*What is asked:* Work out how many lines in the data hold the word "allows", and reply with that number only.

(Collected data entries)
+--

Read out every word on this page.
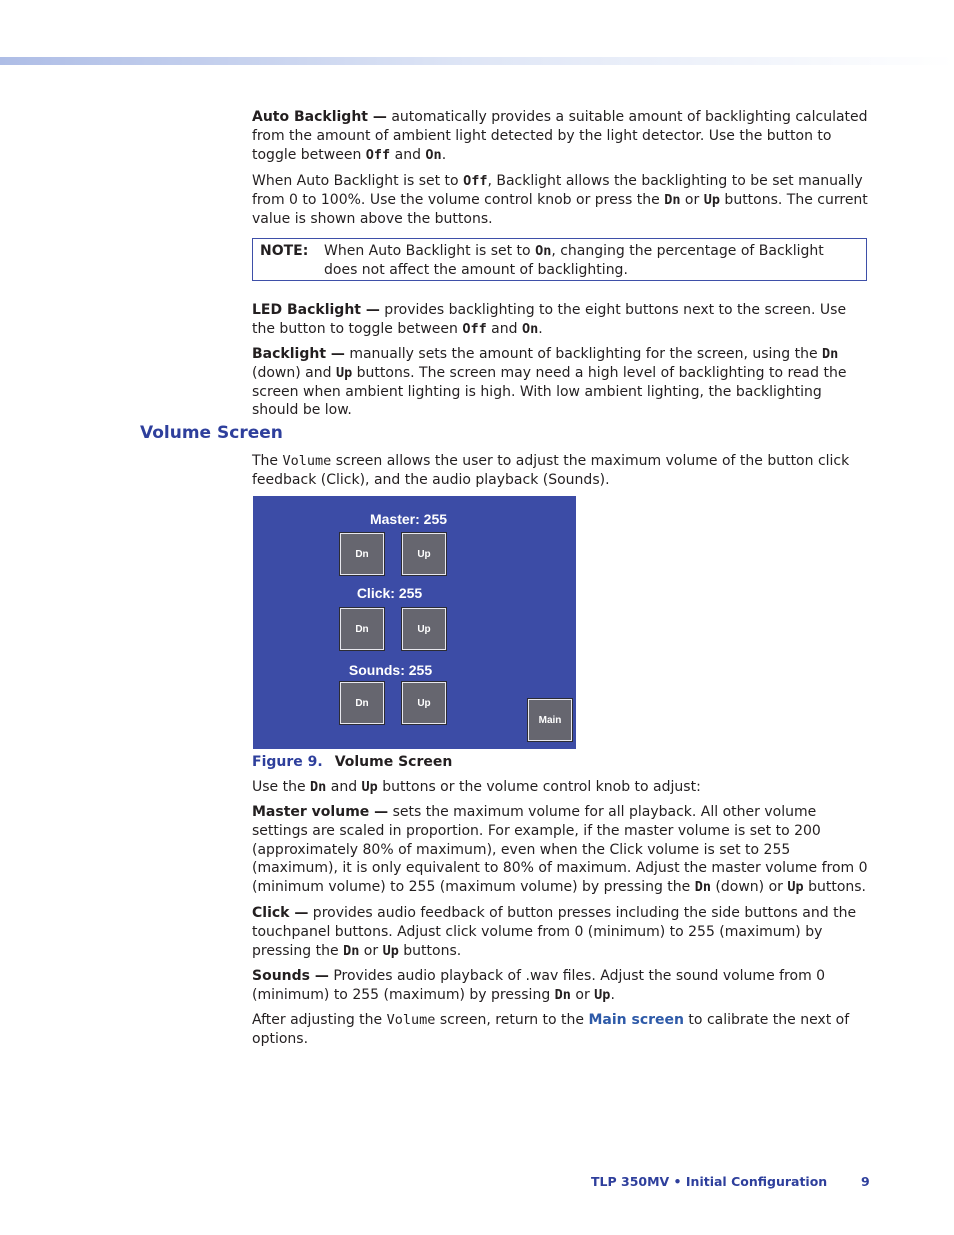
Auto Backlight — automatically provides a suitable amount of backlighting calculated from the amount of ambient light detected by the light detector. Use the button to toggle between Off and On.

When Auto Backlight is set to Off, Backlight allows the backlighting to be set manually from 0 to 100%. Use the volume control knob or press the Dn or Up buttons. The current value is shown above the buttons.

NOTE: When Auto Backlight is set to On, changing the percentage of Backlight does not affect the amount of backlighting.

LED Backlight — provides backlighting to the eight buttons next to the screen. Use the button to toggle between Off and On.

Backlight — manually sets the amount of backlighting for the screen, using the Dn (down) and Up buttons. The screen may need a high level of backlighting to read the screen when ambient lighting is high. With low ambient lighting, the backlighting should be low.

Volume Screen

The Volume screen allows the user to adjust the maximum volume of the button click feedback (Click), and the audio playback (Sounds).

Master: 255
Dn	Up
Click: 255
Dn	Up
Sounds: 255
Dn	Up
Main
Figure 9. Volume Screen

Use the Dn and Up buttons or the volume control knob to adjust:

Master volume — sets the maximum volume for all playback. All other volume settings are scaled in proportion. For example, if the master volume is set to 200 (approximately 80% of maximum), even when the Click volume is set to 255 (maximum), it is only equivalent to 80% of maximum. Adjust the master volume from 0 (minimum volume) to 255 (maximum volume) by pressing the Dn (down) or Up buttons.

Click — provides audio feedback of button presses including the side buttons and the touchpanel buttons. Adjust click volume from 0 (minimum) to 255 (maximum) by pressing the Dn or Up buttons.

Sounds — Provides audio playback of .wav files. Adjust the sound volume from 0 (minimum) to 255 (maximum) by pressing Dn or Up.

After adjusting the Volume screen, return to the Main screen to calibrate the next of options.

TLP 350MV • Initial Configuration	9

+--

*Answer to this exercise:* 2